Reproduce the data below verbatim from the line containing "OCR this image." through its final line, and produce nothing more.
····················
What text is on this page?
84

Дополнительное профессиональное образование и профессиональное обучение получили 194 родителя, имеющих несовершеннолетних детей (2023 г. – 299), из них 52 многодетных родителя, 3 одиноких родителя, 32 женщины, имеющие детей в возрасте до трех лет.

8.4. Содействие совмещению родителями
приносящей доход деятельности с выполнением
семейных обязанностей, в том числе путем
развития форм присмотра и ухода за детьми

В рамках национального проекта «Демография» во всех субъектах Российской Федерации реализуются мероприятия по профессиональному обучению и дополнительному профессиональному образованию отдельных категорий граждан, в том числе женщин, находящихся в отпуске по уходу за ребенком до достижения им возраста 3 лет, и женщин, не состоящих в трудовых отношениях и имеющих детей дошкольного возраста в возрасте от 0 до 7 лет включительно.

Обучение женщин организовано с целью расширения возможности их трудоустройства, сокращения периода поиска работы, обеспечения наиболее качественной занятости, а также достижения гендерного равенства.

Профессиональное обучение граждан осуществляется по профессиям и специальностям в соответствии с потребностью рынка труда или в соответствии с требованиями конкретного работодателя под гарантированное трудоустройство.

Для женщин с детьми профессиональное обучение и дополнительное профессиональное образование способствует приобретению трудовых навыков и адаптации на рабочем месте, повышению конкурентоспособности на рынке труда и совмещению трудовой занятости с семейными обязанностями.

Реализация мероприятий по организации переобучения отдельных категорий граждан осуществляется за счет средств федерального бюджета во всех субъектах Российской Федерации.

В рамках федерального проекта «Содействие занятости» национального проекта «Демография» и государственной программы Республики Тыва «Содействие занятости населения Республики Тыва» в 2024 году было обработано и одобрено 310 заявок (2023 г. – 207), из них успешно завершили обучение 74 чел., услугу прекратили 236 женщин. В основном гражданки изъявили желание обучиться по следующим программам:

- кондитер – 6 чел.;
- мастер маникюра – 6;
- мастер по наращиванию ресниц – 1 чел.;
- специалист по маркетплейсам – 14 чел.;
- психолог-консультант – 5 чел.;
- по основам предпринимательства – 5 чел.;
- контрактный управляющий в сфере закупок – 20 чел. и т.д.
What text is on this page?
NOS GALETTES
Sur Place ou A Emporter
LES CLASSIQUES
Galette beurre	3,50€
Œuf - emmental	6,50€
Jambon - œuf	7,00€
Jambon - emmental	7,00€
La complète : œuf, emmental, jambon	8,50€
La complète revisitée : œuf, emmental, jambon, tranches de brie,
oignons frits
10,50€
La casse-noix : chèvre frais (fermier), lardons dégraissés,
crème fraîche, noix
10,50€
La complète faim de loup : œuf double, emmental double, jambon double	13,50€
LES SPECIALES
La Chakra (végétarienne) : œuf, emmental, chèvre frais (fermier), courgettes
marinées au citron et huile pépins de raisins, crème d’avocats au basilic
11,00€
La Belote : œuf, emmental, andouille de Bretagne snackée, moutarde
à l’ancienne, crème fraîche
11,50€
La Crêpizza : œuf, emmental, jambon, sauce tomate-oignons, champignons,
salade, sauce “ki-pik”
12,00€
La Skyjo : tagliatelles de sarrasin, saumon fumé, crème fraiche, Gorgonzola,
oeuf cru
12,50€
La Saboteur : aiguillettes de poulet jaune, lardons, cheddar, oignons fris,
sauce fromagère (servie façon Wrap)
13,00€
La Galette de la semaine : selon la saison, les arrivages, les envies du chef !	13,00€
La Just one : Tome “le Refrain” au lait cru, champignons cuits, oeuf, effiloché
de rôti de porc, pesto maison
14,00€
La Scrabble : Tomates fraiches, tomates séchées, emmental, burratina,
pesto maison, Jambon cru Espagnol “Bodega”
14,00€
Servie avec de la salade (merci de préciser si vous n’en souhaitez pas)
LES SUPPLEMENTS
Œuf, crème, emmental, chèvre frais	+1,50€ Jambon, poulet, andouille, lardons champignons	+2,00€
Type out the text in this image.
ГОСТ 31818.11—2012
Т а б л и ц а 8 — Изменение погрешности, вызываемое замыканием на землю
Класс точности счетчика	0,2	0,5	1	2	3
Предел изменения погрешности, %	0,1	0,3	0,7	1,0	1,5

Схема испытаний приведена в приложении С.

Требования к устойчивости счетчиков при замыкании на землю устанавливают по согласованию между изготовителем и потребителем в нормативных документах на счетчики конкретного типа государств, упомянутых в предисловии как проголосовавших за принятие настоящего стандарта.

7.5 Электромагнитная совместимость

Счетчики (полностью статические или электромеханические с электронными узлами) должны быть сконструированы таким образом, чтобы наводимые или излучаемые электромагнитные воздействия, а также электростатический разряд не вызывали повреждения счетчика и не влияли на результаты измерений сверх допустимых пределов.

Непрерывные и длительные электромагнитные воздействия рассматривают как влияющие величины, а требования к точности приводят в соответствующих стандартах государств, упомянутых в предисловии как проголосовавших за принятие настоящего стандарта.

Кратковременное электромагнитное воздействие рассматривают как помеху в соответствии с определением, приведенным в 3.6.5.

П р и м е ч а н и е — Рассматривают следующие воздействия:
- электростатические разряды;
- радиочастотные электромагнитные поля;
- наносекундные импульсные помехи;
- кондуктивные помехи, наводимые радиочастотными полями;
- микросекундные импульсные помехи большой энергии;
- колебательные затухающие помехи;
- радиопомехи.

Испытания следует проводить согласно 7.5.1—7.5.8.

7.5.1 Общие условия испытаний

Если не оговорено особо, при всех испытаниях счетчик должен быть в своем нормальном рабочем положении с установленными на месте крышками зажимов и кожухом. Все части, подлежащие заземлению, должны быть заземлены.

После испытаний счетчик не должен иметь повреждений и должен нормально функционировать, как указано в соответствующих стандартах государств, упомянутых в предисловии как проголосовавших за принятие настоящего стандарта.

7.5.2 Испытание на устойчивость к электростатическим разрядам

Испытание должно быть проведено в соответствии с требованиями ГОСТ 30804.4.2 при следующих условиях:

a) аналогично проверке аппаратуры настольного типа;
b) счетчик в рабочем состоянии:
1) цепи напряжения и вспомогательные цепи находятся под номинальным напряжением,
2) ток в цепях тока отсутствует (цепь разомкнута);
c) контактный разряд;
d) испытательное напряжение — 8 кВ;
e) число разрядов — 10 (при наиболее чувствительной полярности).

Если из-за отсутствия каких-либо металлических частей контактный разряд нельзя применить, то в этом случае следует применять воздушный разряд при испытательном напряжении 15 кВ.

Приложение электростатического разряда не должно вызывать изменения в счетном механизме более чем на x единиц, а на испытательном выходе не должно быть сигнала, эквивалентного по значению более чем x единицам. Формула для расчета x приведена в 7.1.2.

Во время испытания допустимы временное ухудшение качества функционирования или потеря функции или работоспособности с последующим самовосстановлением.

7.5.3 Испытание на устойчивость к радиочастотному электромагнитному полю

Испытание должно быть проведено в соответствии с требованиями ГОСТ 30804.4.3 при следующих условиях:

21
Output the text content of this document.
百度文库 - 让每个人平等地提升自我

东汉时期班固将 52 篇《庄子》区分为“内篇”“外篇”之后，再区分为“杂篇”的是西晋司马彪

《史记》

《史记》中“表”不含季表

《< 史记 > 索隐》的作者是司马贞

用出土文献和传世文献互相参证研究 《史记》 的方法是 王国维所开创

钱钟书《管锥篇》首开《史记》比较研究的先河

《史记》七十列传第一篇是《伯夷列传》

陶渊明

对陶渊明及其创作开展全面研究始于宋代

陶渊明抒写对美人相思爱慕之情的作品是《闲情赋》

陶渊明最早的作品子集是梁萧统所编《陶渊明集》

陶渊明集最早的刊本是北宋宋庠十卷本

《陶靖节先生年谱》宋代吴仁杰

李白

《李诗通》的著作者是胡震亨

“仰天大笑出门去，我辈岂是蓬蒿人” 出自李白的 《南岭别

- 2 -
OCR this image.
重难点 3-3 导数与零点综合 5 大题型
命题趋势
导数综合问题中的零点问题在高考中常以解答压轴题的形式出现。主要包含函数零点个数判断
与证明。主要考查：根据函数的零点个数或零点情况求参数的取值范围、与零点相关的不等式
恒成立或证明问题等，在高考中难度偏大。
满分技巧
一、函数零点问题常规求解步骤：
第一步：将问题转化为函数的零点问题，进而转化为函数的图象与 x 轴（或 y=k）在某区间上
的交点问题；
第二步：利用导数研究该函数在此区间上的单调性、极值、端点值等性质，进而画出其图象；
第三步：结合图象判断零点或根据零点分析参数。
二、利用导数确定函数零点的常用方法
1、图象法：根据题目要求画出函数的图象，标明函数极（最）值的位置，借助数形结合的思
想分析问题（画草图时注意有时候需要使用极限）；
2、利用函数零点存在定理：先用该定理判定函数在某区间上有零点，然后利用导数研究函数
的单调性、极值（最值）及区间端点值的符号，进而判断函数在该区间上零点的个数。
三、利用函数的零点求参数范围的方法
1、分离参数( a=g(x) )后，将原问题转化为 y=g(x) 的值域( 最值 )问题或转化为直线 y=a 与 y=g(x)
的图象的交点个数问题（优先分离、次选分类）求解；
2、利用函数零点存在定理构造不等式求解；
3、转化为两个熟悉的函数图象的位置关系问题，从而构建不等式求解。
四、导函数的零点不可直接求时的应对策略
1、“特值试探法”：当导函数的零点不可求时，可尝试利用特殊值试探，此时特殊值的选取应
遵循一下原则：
····················
> [Output of the exercise]
OCR this image.
重难点 3-3 导数与零点综合 5 大题型
命题趋势
导数综合问题中的零点问题在高考中常以解答压轴题的形式出现。主要包含函数零点个数判断
与证明。主要考查：根据函数的零点个数或零点情况求参数的取值范围、与零点相关的不等式
恒成立或证明问题等，在高考中难度偏大。
满分技巧
一、函数零点问题常规求解步骤：
第一步：将问题转化为函数的零点问题，进而转化为函数的图象与 x 轴（或 y=k）在某区间上
的交点问题；
第二步：利用导数研究该函数在此区间上的单调性、极值、端点值等性质，进而画出其图象；
第三步：结合图象判断零点或根据零点分析参数。
二、利用导数确定函数零点的常用方法
1、图象法：根据题目要求画出函数的图象，标明函数极（最）值的位置，借助数形结合的思
想分析问题（画草图时注意有时候需要使用极限）；
2、利用函数零点存在定理：先用该定理判定函数在某区间上有零点，然后利用导数研究函数
的单调性、极值（最值）及区间端点值的符号，进而判断函数在该区间上零点的个数。
三、利用函数的零点求参数范围的方法
1、分离参数( a=g(x) )后，将原问题转化为 y=g(x) 的值域( 最值 )问题或转化为直线 y=a 与 y=g(x)
的图象的交点个数问题（优先分离、次选分类）求解；
2、利用函数零点存在定理构造不等式求解；
3、转化为两个熟悉的函数图象的位置关系问题，从而构建不等式求解。
四、导函数的零点不可直接求时的应对策略
1、“特值试探法”：当导函数的零点不可求时，可尝试利用特殊值试探，此时特殊值的选取应
遵循一下原则：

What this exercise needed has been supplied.